# STATED EXERCISE:
The exercise asks you to copy every line below in which "color" appears.

# SUPPLIED MATERIAL:
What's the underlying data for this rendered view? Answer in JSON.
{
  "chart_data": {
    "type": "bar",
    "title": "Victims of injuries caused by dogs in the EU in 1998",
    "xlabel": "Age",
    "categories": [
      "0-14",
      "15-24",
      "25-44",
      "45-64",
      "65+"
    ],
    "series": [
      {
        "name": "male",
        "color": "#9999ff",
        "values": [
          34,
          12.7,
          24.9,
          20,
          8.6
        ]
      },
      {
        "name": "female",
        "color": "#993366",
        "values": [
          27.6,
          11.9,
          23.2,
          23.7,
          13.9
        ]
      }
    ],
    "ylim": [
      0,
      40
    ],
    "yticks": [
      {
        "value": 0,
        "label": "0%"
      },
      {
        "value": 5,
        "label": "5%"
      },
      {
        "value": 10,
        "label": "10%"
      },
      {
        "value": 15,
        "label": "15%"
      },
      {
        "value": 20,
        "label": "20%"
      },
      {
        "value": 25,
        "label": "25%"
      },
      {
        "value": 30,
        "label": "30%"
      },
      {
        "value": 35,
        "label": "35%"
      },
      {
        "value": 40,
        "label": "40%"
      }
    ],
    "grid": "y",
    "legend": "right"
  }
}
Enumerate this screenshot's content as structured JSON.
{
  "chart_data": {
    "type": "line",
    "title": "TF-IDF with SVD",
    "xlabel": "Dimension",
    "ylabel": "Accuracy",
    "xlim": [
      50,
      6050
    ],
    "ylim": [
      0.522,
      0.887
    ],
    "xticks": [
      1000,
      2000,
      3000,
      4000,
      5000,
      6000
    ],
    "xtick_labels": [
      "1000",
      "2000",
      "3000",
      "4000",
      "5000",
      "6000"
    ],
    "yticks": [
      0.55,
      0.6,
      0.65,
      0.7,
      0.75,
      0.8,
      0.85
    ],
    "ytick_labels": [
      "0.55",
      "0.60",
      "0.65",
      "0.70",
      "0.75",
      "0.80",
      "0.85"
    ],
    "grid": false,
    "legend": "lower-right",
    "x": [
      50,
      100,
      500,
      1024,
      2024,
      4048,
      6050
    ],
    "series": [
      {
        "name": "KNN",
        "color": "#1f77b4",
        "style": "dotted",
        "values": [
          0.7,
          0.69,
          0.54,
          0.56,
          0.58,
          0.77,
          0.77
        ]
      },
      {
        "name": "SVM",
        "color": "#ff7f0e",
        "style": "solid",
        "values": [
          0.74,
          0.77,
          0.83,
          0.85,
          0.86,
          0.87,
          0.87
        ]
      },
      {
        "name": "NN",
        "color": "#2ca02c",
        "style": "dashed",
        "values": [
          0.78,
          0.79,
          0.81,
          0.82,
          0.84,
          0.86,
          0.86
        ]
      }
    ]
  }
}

# RESPONSE TO THIS EXERCISE:
        "color": "#9999ff",
        "color": "#993366",
        "color": "#1f77b4",
        "color": "#ff7f0e",
        "color": "#2ca02c",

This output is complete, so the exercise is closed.